◆ PROBLEM DETAILS ◆
From the entries below, copy every line where the string "POWER" appears.

◆ DATASET RECORDS ◆
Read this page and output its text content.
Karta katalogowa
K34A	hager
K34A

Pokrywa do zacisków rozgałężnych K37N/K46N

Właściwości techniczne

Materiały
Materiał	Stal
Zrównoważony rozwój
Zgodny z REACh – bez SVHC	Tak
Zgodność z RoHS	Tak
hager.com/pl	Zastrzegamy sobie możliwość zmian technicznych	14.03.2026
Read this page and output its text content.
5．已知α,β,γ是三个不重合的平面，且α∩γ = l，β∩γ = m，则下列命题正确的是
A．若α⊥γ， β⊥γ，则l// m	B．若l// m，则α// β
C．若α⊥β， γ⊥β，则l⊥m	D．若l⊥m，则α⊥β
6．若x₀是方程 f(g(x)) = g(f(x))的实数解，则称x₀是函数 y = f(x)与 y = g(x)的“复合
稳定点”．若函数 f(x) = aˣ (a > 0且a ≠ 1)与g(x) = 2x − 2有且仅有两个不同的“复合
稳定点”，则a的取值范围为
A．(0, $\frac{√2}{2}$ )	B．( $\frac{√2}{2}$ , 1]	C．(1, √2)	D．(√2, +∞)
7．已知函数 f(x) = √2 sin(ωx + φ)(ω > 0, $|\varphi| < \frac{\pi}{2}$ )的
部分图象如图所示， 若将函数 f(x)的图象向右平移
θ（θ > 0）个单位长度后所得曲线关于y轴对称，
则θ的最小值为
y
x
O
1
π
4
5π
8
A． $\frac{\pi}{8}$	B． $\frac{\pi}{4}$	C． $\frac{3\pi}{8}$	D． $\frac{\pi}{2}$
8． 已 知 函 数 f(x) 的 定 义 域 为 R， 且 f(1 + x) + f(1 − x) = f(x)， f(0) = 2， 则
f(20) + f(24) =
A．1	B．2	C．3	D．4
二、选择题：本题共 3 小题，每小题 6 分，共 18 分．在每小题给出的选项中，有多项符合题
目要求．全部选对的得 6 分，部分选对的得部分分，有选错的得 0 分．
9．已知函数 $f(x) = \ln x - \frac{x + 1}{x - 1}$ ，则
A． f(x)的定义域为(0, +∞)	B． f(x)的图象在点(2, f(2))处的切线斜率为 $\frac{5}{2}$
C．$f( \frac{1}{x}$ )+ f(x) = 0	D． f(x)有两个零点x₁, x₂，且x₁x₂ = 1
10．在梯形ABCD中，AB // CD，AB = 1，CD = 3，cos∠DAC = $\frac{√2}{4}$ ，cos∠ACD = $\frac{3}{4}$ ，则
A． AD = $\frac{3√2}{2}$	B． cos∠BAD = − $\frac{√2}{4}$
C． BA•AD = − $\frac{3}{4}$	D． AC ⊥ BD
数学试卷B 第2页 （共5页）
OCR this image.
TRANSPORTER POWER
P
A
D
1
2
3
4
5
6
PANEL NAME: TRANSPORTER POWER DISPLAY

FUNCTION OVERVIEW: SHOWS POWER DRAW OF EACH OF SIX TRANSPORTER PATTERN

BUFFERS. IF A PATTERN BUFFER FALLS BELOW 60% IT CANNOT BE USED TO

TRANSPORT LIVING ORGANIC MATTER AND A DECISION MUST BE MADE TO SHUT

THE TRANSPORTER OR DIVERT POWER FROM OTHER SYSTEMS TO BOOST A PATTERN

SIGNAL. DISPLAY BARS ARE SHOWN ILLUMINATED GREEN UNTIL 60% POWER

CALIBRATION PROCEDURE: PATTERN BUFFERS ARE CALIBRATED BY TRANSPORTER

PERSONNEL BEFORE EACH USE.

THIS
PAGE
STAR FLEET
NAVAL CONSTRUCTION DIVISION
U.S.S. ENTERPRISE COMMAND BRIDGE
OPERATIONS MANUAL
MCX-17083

◆ REPLY ◆
TRANSPORTER POWER
PANEL NAME: TRANSPORTER POWER DISPLAY
FUNCTION OVERVIEW: SHOWS POWER DRAW OF EACH OF SIX TRANSPORTER PATTERN
THE TRANSPORTER OR DIVERT POWER FROM OTHER SYSTEMS TO BOOST A PATTERN
SIGNAL. DISPLAY BARS ARE SHOWN ILLUMINATED GREEN UNTIL 60% POWER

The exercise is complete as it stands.